The task: Transcribe every entry word for word, leaving out all images.

Records from a collection:
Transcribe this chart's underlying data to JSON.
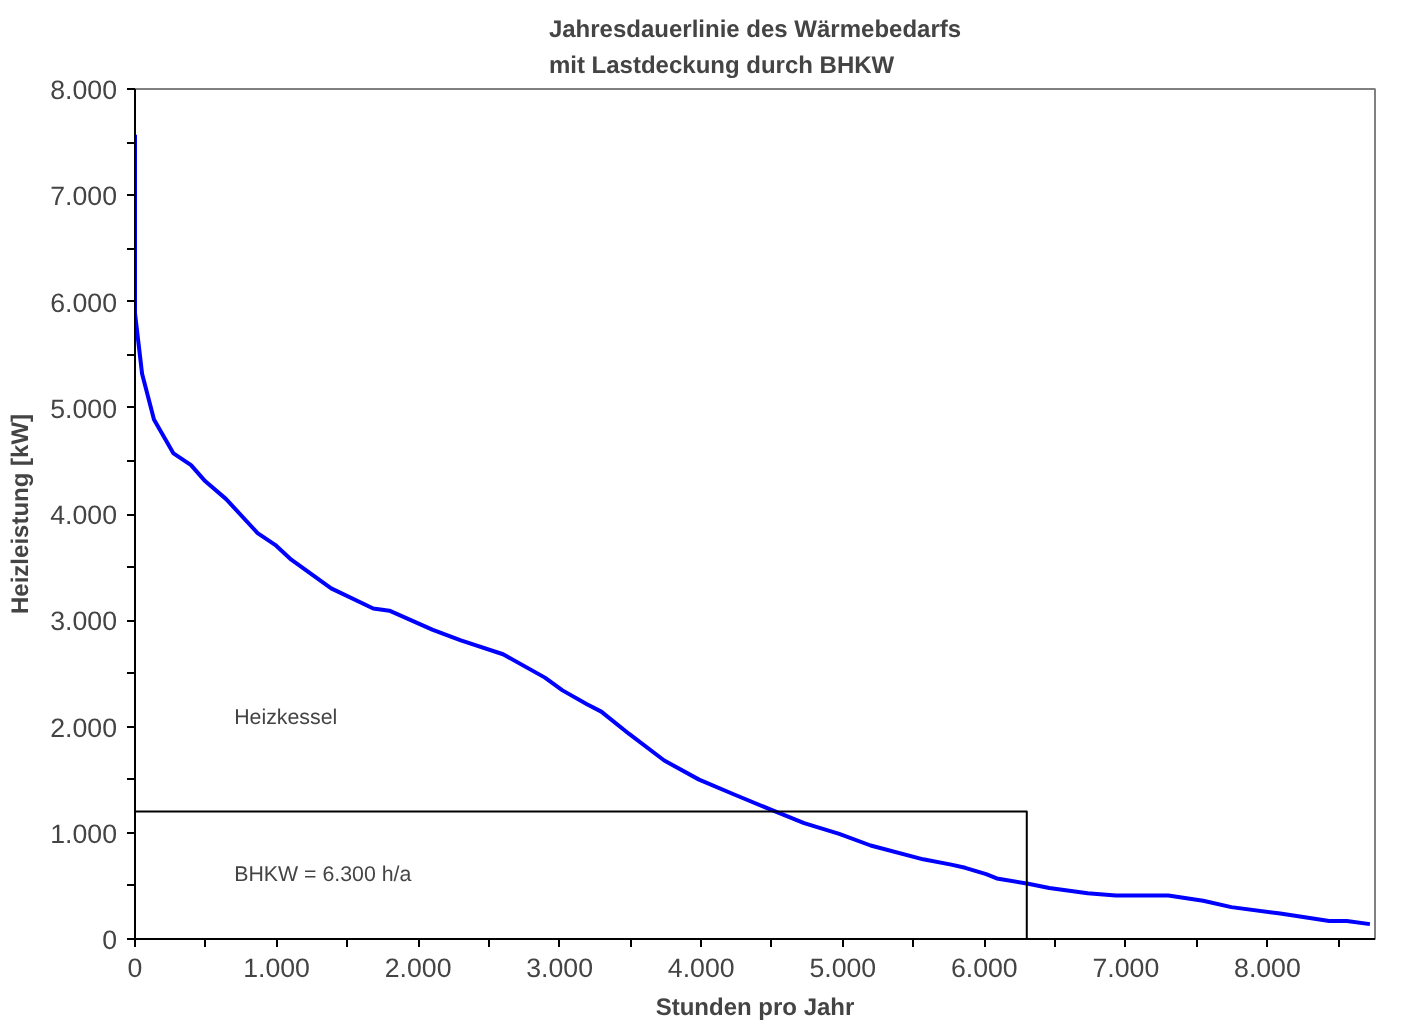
{
  "chart_data": {
    "type": "line",
    "title": "Jahresdauerlinie des Wärmebedarfs\nmit Lastdeckung durch BHKW",
    "xlabel": "Stunden pro Jahr",
    "ylabel": "Heizleistung [kW]",
    "xlim": [
      0,
      8760
    ],
    "ylim": [
      0,
      8000
    ],
    "xticks": [
      {
        "value": 0,
        "label": "0"
      },
      {
        "value": 1000,
        "label": "1.000"
      },
      {
        "value": 2000,
        "label": "2.000"
      },
      {
        "value": 3000,
        "label": "3.000"
      },
      {
        "value": 4000,
        "label": "4.000"
      },
      {
        "value": 5000,
        "label": "5.000"
      },
      {
        "value": 6000,
        "label": "6.000"
      },
      {
        "value": 7000,
        "label": "7.000"
      },
      {
        "value": 8000,
        "label": "8.000"
      },
      {
        "value": 500,
        "label": null
      },
      {
        "value": 1500,
        "label": null
      },
      {
        "value": 2500,
        "label": null
      },
      {
        "value": 3500,
        "label": null
      },
      {
        "value": 4500,
        "label": null
      },
      {
        "value": 5500,
        "label": null
      },
      {
        "value": 6500,
        "label": null
      },
      {
        "value": 7500,
        "label": null
      },
      {
        "value": 8500,
        "label": null
      }
    ],
    "yticks": [
      {
        "value": 0,
        "label": "0"
      },
      {
        "value": 1000,
        "label": "1.000"
      },
      {
        "value": 2000,
        "label": "2.000"
      },
      {
        "value": 3000,
        "label": "3.000"
      },
      {
        "value": 4000,
        "label": "4.000"
      },
      {
        "value": 5000,
        "label": "5.000"
      },
      {
        "value": 6000,
        "label": "6.000"
      },
      {
        "value": 7000,
        "label": "7.000"
      },
      {
        "value": 8000,
        "label": "8.000"
      },
      {
        "value": 500,
        "label": null
      },
      {
        "value": 1500,
        "label": null
      },
      {
        "value": 2500,
        "label": null
      },
      {
        "value": 3500,
        "label": null
      },
      {
        "value": 4500,
        "label": null
      },
      {
        "value": 5500,
        "label": null
      },
      {
        "value": 6500,
        "label": null
      },
      {
        "value": 7500,
        "label": null
      }
    ],
    "grid": false,
    "marker": "none",
    "line_style": "solid",
    "series": [
      {
        "color": "#0000ff",
        "x": [
          0,
          0,
          50,
          134,
          272,
          396,
          495,
          644,
          866,
          990,
          1104,
          1386,
          1683,
          1797,
          2104,
          2302,
          2600,
          2896,
          3020,
          3193,
          3294,
          3491,
          3739,
          3985,
          4233,
          4505,
          4727,
          4975,
          5197,
          5568,
          5766,
          5865,
          6013,
          6088,
          6310,
          6459,
          6730,
          6929,
          7300,
          7546,
          7745,
          8091,
          8437,
          8561,
          8724
        ],
        "values": [
          7570,
          5890,
          5320,
          4890,
          4570,
          4460,
          4310,
          4140,
          3820,
          3710,
          3570,
          3300,
          3110,
          3090,
          2910,
          2810,
          2680,
          2460,
          2340,
          2210,
          2140,
          1930,
          1680,
          1500,
          1360,
          1210,
          1090,
          990,
          880,
          750,
          700,
          670,
          610,
          570,
          520,
          480,
          430,
          410,
          410,
          360,
          300,
          240,
          170,
          170,
          140
        ]
      },
      {
        "color": "#000000",
        "x": [
          0,
          6300,
          6300
        ],
        "values": [
          1200,
          1200,
          0
        ]
      }
    ],
    "annotations": [
      "Heizkessel",
      "BHKW = 6.300 h/a"
    ]
  }
}
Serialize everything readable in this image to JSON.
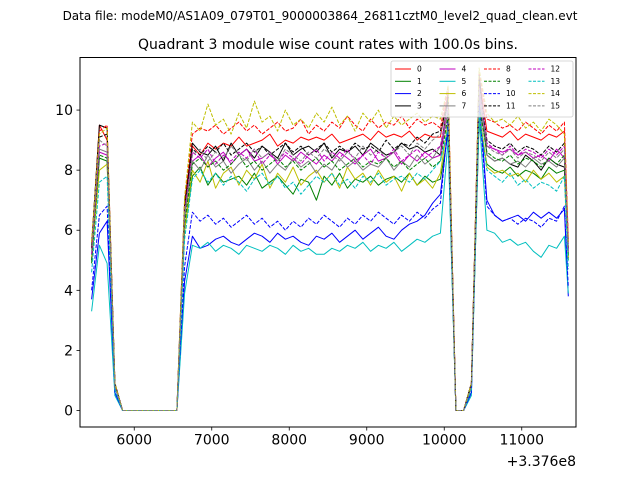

Worked solution:
Transcribe this chart's underlying data to JSON.
{
  "chart_data": {
    "type": "line",
    "title": "Jahresdauerlinie des Wärmebedarfs\nmit Lastdeckung durch BHKW",
    "xlabel": "Stunden pro Jahr",
    "ylabel": "Heizleistung [kW]",
    "xlim": [
      0,
      8760
    ],
    "ylim": [
      0,
      8000
    ],
    "xticks": [
      {
        "value": 0,
        "label": "0"
      },
      {
        "value": 1000,
        "label": "1.000"
      },
      {
        "value": 2000,
        "label": "2.000"
      },
      {
        "value": 3000,
        "label": "3.000"
      },
      {
        "value": 4000,
        "label": "4.000"
      },
      {
        "value": 5000,
        "label": "5.000"
      },
      {
        "value": 6000,
        "label": "6.000"
      },
      {
        "value": 7000,
        "label": "7.000"
      },
      {
        "value": 8000,
        "label": "8.000"
      },
      {
        "value": 500,
        "label": null
      },
      {
        "value": 1500,
        "label": null
      },
      {
        "value": 2500,
        "label": null
      },
      {
        "value": 3500,
        "label": null
      },
      {
        "value": 4500,
        "label": null
      },
      {
        "value": 5500,
        "label": null
      },
      {
        "value": 6500,
        "label": null
      },
      {
        "value": 7500,
        "label": null
      },
      {
        "value": 8500,
        "label": null
      }
    ],
    "yticks": [
      {
        "value": 0,
        "label": "0"
      },
      {
        "value": 1000,
        "label": "1.000"
      },
      {
        "value": 2000,
        "label": "2.000"
      },
      {
        "value": 3000,
        "label": "3.000"
      },
      {
        "value": 4000,
        "label": "4.000"
      },
      {
        "value": 5000,
        "label": "5.000"
      },
      {
        "value": 6000,
        "label": "6.000"
      },
      {
        "value": 7000,
        "label": "7.000"
      },
      {
        "value": 8000,
        "label": "8.000"
      },
      {
        "value": 500,
        "label": null
      },
      {
        "value": 1500,
        "label": null
      },
      {
        "value": 2500,
        "label": null
      },
      {
        "value": 3500,
        "label": null
      },
      {
        "value": 4500,
        "label": null
      },
      {
        "value": 5500,
        "label": null
      },
      {
        "value": 6500,
        "label": null
      },
      {
        "value": 7500,
        "label": null
      }
    ],
    "grid": false,
    "marker": "none",
    "line_style": "solid",
    "series": [
      {
        "color": "#0000ff",
        "x": [
          0,
          0,
          50,
          134,
          272,
          396,
          495,
          644,
          866,
          990,
          1104,
          1386,
          1683,
          1797,
          2104,
          2302,
          2600,
          2896,
          3020,
          3193,
          3294,
          3491,
          3739,
          3985,
          4233,
          4505,
          4727,
          4975,
          5197,
          5568,
          5766,
          5865,
          6013,
          6088,
          6310,
          6459,
          6730,
          6929,
          7300,
          7546,
          7745,
          8091,
          8437,
          8561,
          8724
        ],
        "values": [
          7570,
          5890,
          5320,
          4890,
          4570,
          4460,
          4310,
          4140,
          3820,
          3710,
          3570,
          3300,
          3110,
          3090,
          2910,
          2810,
          2680,
          2460,
          2340,
          2210,
          2140,
          1930,
          1680,
          1500,
          1360,
          1210,
          1090,
          990,
          880,
          750,
          700,
          670,
          610,
          570,
          520,
          480,
          430,
          410,
          410,
          360,
          300,
          240,
          170,
          170,
          140
        ]
      },
      {
        "color": "#000000",
        "x": [
          0,
          6300,
          6300
        ],
        "values": [
          1200,
          1200,
          0
        ]
      }
    ],
    "annotations": [
      "Heizkessel",
      "BHKW = 6.300 h/a"
    ]
  }
}
Serialize everything readable in this image to JSON.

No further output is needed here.